* _Rows_
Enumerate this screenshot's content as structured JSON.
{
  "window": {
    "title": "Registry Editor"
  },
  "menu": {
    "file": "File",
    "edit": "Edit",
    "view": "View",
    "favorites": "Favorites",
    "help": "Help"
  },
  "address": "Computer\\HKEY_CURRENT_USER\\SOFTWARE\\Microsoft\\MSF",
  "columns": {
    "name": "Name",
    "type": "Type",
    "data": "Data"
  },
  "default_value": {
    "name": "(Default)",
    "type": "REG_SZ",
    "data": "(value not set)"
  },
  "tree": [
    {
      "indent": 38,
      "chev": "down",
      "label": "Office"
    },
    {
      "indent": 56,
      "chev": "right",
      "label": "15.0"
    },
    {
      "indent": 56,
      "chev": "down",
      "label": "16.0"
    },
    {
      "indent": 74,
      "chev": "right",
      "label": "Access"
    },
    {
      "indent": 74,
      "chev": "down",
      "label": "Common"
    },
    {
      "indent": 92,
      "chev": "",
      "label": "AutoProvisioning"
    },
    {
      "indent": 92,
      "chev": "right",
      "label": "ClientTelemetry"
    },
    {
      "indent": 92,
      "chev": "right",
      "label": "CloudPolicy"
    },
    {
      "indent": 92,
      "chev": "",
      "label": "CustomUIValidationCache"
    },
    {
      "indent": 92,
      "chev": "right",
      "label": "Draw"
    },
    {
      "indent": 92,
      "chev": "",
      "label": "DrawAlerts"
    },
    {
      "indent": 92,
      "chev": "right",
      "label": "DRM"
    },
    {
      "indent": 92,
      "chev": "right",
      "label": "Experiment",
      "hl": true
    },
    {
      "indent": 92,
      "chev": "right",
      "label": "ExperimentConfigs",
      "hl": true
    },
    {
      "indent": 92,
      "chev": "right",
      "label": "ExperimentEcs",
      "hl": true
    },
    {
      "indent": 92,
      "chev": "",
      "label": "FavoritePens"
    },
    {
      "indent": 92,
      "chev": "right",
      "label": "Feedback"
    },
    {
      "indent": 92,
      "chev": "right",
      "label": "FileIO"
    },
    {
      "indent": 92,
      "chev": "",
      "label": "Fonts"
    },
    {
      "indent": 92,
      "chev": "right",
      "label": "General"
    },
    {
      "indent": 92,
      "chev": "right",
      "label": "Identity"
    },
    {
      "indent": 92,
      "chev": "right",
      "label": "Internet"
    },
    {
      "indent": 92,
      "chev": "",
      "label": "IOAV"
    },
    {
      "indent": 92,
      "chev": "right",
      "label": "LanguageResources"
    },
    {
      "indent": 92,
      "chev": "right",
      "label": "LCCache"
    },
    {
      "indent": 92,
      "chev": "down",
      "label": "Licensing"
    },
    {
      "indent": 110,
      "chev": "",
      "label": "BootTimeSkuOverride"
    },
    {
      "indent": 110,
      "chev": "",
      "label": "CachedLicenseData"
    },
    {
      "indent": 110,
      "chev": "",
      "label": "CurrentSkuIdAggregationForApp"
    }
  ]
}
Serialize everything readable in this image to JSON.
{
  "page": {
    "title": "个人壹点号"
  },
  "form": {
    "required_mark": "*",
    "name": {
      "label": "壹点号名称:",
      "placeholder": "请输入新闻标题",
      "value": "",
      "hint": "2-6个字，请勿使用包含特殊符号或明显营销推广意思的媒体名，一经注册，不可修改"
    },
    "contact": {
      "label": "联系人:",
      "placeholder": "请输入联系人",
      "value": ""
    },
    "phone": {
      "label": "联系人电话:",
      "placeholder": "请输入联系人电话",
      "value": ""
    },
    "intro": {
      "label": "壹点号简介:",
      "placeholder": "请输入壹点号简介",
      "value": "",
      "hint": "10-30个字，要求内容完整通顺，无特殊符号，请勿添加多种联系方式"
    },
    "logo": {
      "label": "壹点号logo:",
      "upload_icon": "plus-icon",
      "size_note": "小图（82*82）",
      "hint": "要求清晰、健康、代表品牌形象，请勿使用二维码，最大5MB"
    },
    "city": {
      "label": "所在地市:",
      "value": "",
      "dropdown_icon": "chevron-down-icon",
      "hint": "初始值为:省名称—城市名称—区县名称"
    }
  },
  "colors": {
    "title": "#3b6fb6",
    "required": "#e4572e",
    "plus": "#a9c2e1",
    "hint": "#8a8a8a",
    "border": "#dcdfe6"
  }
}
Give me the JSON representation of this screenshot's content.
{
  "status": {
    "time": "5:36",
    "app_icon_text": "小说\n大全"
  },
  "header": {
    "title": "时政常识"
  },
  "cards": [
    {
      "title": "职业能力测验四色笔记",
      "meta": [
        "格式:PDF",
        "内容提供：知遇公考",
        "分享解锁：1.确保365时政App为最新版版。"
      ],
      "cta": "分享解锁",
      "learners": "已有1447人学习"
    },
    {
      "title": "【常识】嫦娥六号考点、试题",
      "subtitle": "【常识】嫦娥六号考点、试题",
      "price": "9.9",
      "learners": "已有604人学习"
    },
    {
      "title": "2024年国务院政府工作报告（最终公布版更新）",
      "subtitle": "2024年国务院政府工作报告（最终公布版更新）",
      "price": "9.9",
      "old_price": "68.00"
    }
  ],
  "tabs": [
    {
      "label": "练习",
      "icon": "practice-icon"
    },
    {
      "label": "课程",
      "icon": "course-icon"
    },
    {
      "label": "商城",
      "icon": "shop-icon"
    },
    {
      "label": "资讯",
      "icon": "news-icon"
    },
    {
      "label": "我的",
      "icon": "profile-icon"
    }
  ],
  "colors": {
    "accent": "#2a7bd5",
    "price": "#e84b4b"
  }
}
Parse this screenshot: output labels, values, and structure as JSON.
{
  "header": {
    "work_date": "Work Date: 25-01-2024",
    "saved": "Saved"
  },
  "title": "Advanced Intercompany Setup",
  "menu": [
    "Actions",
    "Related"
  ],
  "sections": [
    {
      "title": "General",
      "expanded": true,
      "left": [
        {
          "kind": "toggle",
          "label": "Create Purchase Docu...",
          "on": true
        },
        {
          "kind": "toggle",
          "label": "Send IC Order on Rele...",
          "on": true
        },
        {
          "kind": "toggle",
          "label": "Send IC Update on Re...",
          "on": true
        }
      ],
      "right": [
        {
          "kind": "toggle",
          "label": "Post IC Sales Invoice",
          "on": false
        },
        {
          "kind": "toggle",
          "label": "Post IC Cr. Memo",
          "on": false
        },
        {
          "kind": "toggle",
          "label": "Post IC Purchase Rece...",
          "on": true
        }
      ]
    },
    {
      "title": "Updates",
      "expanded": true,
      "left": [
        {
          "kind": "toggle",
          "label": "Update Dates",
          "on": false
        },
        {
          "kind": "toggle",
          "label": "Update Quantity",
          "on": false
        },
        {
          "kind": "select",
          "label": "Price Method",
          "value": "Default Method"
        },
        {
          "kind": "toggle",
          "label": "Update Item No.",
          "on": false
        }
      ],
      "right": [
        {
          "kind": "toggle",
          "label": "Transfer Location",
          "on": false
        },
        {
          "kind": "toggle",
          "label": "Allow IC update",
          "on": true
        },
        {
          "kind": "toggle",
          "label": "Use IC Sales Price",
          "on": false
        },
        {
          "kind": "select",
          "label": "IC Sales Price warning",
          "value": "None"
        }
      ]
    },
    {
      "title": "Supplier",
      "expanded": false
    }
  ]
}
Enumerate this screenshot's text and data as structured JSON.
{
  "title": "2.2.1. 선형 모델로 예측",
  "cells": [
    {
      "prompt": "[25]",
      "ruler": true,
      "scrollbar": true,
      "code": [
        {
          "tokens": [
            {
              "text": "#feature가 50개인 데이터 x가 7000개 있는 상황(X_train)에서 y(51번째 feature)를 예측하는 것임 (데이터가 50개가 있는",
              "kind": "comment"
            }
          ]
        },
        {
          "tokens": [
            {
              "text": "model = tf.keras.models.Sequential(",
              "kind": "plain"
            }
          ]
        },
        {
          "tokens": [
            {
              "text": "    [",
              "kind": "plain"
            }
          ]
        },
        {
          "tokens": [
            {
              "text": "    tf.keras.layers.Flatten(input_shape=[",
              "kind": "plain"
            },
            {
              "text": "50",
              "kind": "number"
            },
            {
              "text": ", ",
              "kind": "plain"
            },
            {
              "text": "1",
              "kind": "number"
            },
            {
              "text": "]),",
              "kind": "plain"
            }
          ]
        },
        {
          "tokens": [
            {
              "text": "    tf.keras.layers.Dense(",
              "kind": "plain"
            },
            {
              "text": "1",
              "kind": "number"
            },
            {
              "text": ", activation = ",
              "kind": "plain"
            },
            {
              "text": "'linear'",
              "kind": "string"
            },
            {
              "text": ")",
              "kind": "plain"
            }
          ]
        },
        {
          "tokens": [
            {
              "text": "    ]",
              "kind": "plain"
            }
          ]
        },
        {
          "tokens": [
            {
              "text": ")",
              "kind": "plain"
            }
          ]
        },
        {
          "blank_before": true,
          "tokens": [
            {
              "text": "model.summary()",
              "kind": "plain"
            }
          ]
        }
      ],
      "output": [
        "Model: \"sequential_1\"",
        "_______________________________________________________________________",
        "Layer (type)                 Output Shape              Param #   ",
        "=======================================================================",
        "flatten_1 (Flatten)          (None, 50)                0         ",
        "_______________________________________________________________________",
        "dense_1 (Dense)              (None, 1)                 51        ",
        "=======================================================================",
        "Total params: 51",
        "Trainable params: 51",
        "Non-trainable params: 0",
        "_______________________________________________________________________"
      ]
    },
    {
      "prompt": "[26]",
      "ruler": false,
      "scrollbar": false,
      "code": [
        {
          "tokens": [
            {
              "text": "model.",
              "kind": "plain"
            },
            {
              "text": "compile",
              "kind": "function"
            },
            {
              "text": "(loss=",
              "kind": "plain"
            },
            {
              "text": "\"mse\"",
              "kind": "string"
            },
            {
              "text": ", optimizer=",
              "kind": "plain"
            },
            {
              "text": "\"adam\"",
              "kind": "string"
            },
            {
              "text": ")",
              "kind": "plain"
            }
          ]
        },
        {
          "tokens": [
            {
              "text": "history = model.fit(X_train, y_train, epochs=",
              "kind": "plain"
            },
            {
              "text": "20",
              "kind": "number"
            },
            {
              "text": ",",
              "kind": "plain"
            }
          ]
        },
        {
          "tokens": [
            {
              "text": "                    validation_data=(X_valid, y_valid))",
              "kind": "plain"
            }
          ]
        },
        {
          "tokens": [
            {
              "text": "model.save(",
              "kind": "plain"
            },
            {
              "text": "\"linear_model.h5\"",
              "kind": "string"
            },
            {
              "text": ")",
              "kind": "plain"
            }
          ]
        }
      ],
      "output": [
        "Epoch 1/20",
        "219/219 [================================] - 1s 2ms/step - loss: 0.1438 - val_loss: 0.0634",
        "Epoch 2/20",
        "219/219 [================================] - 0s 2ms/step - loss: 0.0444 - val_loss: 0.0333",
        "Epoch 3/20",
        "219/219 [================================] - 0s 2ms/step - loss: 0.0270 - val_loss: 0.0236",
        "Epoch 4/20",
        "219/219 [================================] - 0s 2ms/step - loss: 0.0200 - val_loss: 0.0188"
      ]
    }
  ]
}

* _Problem requirements_
Pull out all lines from the listing that contain the string "this".

* _Solution to the problem_
Enumerate this screenshot's content as structured JSON.
Serialize everything readable in this image to JSON.
Give me the JSON representation of this screenshot's content.
Parse this screenshot: output labels, values, and structure as JSON.
Enumerate this screenshot's text and data as structured JSON.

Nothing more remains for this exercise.